* _WHAT YOU WILL DO_
Go through the records and copy each line where the word "into" occurs.

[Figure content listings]
*** Begin section ***

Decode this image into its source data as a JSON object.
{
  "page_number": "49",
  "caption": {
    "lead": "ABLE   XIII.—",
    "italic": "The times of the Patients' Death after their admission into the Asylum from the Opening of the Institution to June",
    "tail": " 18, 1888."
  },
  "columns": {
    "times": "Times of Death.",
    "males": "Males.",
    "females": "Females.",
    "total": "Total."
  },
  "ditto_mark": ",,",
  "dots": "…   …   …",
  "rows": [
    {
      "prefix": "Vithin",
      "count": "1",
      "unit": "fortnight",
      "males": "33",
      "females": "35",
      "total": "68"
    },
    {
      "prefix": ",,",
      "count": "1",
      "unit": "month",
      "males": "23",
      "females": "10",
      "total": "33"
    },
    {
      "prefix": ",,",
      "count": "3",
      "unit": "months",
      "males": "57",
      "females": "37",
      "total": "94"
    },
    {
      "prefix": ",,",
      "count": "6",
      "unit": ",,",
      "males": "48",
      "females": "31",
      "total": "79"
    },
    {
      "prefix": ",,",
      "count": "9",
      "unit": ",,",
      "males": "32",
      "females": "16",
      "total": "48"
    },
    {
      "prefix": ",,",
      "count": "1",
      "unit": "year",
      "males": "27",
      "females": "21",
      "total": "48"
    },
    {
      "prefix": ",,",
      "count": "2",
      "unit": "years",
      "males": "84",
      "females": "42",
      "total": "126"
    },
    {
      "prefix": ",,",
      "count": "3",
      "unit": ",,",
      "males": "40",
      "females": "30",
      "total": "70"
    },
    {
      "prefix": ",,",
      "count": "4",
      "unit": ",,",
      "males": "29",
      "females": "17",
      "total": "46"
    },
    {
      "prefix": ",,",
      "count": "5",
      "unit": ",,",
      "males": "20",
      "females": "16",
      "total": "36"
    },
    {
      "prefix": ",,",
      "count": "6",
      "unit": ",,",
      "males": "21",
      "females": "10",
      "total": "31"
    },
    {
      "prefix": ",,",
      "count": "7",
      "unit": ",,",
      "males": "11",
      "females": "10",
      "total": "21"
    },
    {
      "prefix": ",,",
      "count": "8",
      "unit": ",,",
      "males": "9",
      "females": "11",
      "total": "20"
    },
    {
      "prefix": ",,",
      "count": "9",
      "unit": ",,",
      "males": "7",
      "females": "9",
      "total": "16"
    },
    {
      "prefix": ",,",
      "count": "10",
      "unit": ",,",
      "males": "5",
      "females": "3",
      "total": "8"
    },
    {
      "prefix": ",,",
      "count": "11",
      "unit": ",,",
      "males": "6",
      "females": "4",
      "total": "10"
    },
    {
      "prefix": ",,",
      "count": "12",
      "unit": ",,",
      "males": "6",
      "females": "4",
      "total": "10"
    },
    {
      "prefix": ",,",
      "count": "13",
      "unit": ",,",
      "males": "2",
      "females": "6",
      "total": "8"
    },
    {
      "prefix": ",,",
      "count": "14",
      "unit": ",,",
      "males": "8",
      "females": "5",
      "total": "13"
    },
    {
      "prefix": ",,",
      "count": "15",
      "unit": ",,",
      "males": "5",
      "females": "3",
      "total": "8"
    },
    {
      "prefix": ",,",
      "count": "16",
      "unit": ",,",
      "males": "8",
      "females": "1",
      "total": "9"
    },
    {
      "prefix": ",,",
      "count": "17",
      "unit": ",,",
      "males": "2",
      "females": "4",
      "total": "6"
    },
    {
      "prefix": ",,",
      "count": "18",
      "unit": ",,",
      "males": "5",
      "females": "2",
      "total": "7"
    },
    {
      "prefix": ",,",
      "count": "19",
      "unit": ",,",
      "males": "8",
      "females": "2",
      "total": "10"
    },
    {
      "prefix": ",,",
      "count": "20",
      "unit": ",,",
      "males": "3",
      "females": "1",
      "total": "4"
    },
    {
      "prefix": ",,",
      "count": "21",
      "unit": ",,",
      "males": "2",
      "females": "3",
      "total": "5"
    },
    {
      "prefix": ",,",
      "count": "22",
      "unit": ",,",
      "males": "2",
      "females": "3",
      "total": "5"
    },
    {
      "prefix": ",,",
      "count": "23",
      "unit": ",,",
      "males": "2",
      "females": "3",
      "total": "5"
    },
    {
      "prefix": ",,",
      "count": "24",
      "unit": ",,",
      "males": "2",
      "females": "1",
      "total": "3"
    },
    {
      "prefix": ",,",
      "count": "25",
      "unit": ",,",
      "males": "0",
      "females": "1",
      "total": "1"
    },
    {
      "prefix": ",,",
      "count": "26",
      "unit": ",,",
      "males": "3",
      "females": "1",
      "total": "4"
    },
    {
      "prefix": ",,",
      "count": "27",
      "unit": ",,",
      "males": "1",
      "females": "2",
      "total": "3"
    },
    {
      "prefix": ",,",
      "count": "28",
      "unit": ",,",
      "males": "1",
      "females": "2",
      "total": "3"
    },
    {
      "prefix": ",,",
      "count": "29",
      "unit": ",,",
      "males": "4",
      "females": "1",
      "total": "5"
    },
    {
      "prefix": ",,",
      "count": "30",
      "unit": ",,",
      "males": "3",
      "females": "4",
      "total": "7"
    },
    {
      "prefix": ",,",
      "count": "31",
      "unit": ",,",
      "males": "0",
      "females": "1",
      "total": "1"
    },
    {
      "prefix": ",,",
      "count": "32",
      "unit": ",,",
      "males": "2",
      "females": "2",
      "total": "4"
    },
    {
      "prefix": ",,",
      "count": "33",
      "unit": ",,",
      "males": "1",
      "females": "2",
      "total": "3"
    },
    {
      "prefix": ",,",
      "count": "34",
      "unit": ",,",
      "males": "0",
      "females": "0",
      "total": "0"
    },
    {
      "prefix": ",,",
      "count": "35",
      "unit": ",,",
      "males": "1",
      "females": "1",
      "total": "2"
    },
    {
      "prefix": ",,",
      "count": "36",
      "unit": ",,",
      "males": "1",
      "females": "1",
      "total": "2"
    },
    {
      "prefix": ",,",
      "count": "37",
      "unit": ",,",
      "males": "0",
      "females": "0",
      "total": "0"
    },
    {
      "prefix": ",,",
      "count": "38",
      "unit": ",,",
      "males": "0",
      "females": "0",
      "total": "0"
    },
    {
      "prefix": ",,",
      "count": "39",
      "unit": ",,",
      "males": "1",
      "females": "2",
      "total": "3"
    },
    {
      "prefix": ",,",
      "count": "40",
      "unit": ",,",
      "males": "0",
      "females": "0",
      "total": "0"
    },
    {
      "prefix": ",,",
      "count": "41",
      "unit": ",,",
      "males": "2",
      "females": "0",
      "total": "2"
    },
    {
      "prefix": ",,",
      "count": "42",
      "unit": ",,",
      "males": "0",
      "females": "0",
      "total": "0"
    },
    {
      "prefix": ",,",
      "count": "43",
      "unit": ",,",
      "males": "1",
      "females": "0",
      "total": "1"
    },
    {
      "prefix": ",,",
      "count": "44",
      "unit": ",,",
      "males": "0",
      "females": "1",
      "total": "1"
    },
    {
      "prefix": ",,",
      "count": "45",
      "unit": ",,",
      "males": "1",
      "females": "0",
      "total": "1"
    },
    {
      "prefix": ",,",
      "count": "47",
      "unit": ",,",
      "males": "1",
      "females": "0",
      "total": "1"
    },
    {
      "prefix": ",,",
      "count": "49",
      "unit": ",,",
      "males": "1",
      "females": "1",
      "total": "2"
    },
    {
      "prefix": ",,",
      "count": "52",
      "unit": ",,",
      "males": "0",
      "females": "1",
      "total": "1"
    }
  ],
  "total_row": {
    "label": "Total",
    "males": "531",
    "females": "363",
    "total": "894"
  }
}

*** End section ***

* _ANSWER BOX_
Decode this image into its source data as a JSON object.
    "italic": "The times of the Patients' Death after their admission into the Asylum from the Opening of the Institution to June",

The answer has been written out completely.